++++ RECORD EXTRACTS

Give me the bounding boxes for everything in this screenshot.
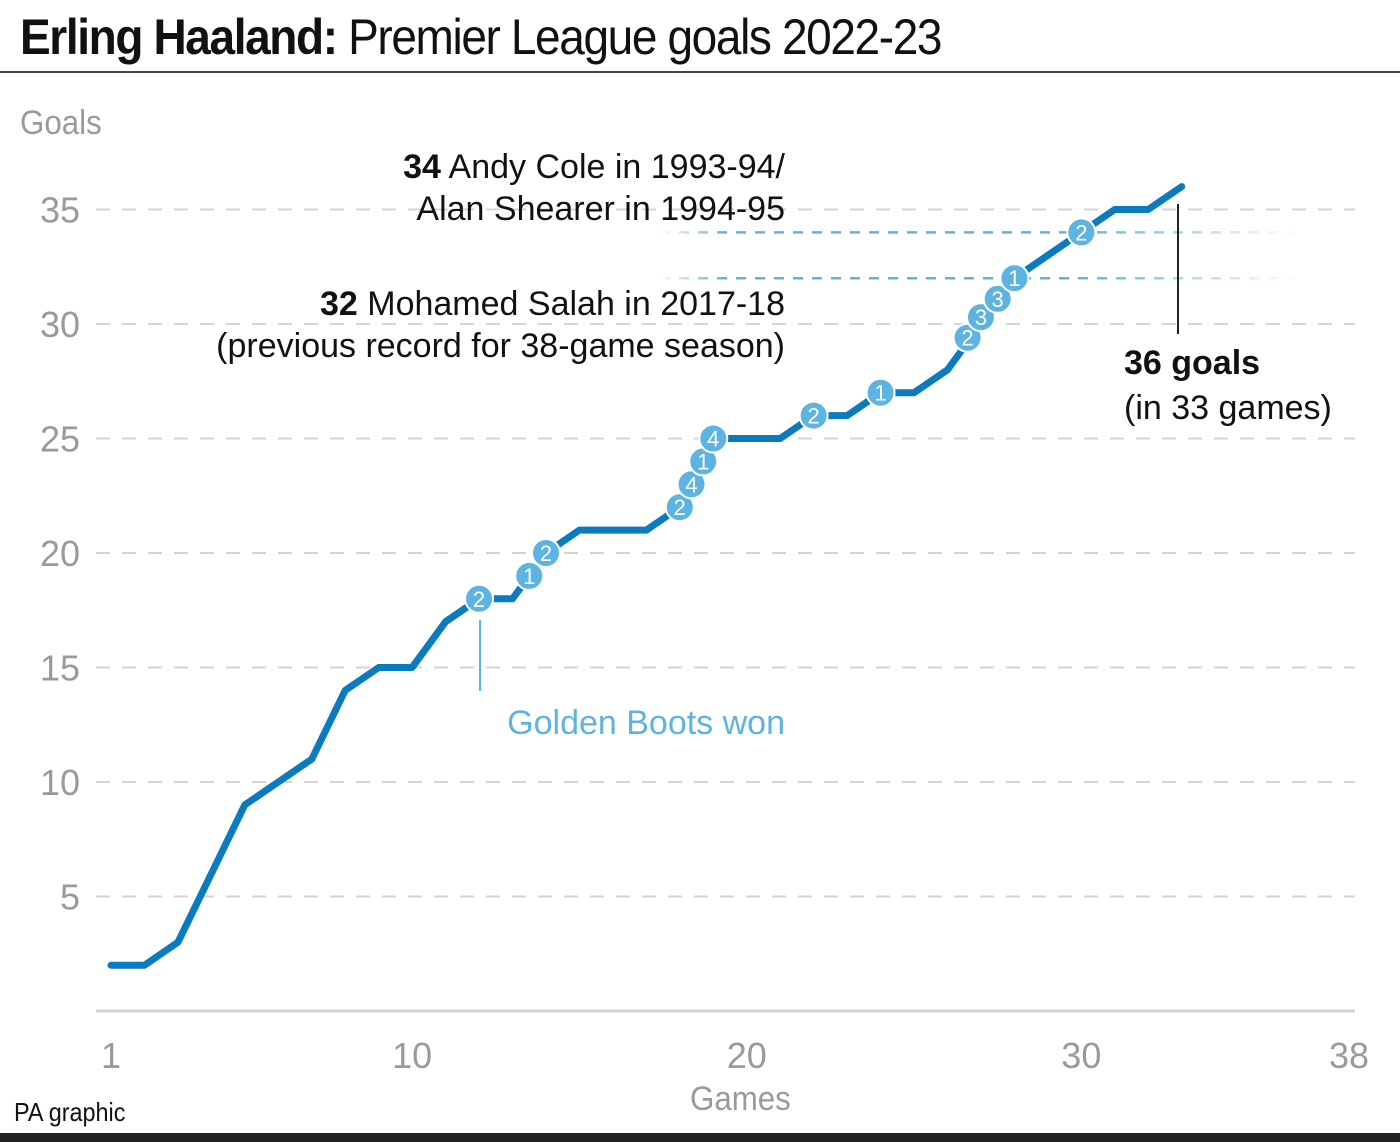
golden-boot-marker: 1 [688, 446, 719, 477]
source-credit: PA graphic [14, 1097, 126, 1127]
chart-title-rest: Premier League goals 2022-23 [336, 9, 942, 65]
total-games-label: (in 33 games) [1124, 389, 1332, 427]
title-divider [0, 71, 1400, 73]
golden-boot-marker: 2 [664, 492, 695, 523]
svg-text:2: 2 [808, 404, 820, 429]
y-tick-label: 15 [40, 648, 80, 689]
chart-title-bold: Erling Haaland: [20, 9, 338, 65]
x-axis-title: Games [690, 1080, 791, 1118]
golden-boot-marker: 2 [464, 583, 495, 614]
footer-bar [0, 1133, 1400, 1142]
total-goals-label: 36 goals [1124, 344, 1260, 382]
y-axis-ticks: 5 10 15 20 25 30 35 [40, 190, 80, 918]
svg-text:3: 3 [975, 305, 987, 330]
record-34-annotation-line2: Alan Shearer in 1994-95 [416, 190, 785, 228]
record-32-annotation: 32 Mohamed Salah in 2017-18 [320, 285, 785, 323]
x-axis-ticks: 1 10 20 30 38 [101, 1035, 1369, 1076]
y-tick-label: 25 [40, 419, 80, 460]
x-tick-label: 10 [392, 1035, 432, 1076]
svg-text:4: 4 [707, 427, 719, 452]
golden-boot-marker: 2 [798, 400, 829, 431]
x-tick-label: 20 [727, 1035, 767, 1076]
record-34-annotation: 34 Andy Cole in 1993-94/ [403, 148, 785, 186]
golden-boot-marker: 2 [530, 538, 561, 568]
record-32-annotation-line2: (previous record for 38-game season) [216, 327, 785, 365]
golden-boot-marker: 4 [698, 423, 729, 454]
svg-text:1: 1 [1008, 266, 1020, 291]
y-tick-label: 5 [60, 877, 80, 918]
svg-text:1: 1 [874, 381, 886, 406]
golden-boot-marker: 4 [676, 469, 707, 500]
svg-text:3: 3 [992, 287, 1004, 312]
golden-boot-marker: 1 [514, 560, 545, 591]
golden-boot-marker: 1 [865, 377, 896, 408]
y-axis-title: Goals [20, 104, 102, 142]
golden-boot-marker: 1 [999, 263, 1030, 294]
golden-boot-marker: 3 [982, 283, 1013, 314]
svg-text:2: 2 [961, 326, 973, 351]
svg-text:2: 2 [1075, 220, 1087, 245]
svg-text:2: 2 [473, 587, 485, 612]
golden-boot-marker: 2 [1066, 217, 1097, 248]
svg-text:4: 4 [685, 472, 697, 497]
x-tick-label: 30 [1061, 1035, 1101, 1076]
golden-boots-label: Golden Boots won [507, 704, 785, 742]
x-tick-label: 38 [1329, 1035, 1369, 1076]
svg-text:2: 2 [540, 541, 552, 566]
chart-title: Erling Haaland: Premier League goals 202… [20, 8, 942, 66]
x-tick-label: 1 [101, 1035, 121, 1076]
y-tick-label: 10 [40, 762, 80, 803]
svg-text:2: 2 [674, 495, 686, 520]
svg-text:1: 1 [697, 449, 709, 474]
y-tick-label: 20 [40, 533, 80, 574]
record-reference-lines [659, 231, 1301, 280]
y-tick-label: 35 [40, 190, 80, 231]
y-tick-label: 30 [40, 304, 80, 345]
svg-text:1: 1 [523, 564, 535, 589]
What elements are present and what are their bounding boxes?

++++++++

**GOAL OF THE EXERCISE**
Rename "golden-boot-marker" to "goal-count-marker" everywhere it occurs in the material and reproduce all of it with no other changes. Omit the pictures.

**SOLUTION TO THE EXERCISE**
Give me the bounding boxes for everything in this screenshot.
goal-count-marker: 1 [688, 446, 719, 477]
source-credit: PA graphic [14, 1097, 126, 1127]
chart-title-rest: Premier League goals 2022-23 [336, 9, 942, 65]
total-games-label: (in 33 games) [1124, 389, 1332, 427]
title-divider [0, 71, 1400, 73]
goal-count-marker: 2 [664, 492, 695, 523]
svg-text:2: 2 [808, 404, 820, 429]
y-tick-label: 15 [40, 648, 80, 689]
chart-title-bold: Erling Haaland: [20, 9, 338, 65]
x-axis-title: Games [690, 1080, 791, 1118]
goal-count-marker: 2 [464, 583, 495, 614]
footer-bar [0, 1133, 1400, 1142]
total-goals-label: 36 goals [1124, 344, 1260, 382]
y-axis-ticks: 5 10 15 20 25 30 35 [40, 190, 80, 918]
svg-text:3: 3 [975, 305, 987, 330]
record-34-annotation-line2: Alan Shearer in 1994-95 [416, 190, 785, 228]
record-32-annotation: 32 Mohamed Salah in 2017-18 [320, 285, 785, 323]
x-axis-ticks: 1 10 20 30 38 [101, 1035, 1369, 1076]
y-tick-label: 25 [40, 419, 80, 460]
x-tick-label: 10 [392, 1035, 432, 1076]
svg-text:4: 4 [707, 427, 719, 452]
goal-count-marker: 2 [798, 400, 829, 431]
x-tick-label: 20 [727, 1035, 767, 1076]
record-34-annotation: 34 Andy Cole in 1993-94/ [403, 148, 785, 186]
goal-count-marker: 2 [530, 538, 561, 568]
record-32-annotation-line2: (previous record for 38-game season) [216, 327, 785, 365]
goal-count-marker: 4 [698, 423, 729, 454]
svg-text:1: 1 [1008, 266, 1020, 291]
y-tick-label: 5 [60, 877, 80, 918]
svg-text:1: 1 [874, 381, 886, 406]
goal-count-marker: 4 [676, 469, 707, 500]
svg-text:3: 3 [992, 287, 1004, 312]
goal-count-marker: 1 [514, 560, 545, 591]
goal-count-marker: 1 [865, 377, 896, 408]
y-axis-title: Goals [20, 104, 102, 142]
goal-count-marker: 1 [999, 263, 1030, 294]
goal-count-marker: 3 [982, 283, 1013, 314]
svg-text:2: 2 [961, 326, 973, 351]
svg-text:2: 2 [1075, 220, 1087, 245]
svg-text:2: 2 [473, 587, 485, 612]
goal-count-marker: 2 [1066, 217, 1097, 248]
svg-text:4: 4 [685, 472, 697, 497]
x-tick-label: 30 [1061, 1035, 1101, 1076]
golden-boots-label: Golden Boots won [507, 704, 785, 742]
x-tick-label: 38 [1329, 1035, 1369, 1076]
svg-text:2: 2 [540, 541, 552, 566]
chart-title: Erling Haaland: Premier League goals 202… [20, 8, 942, 66]
x-tick-label: 1 [101, 1035, 121, 1076]
y-tick-label: 10 [40, 762, 80, 803]
svg-text:2: 2 [674, 495, 686, 520]
svg-text:1: 1 [697, 449, 709, 474]
y-tick-label: 20 [40, 533, 80, 574]
record-reference-lines [659, 231, 1301, 280]
y-tick-label: 35 [40, 190, 80, 231]
y-tick-label: 30 [40, 304, 80, 345]
svg-text:1: 1 [523, 564, 535, 589]
What elements are present and what are their bounding boxes?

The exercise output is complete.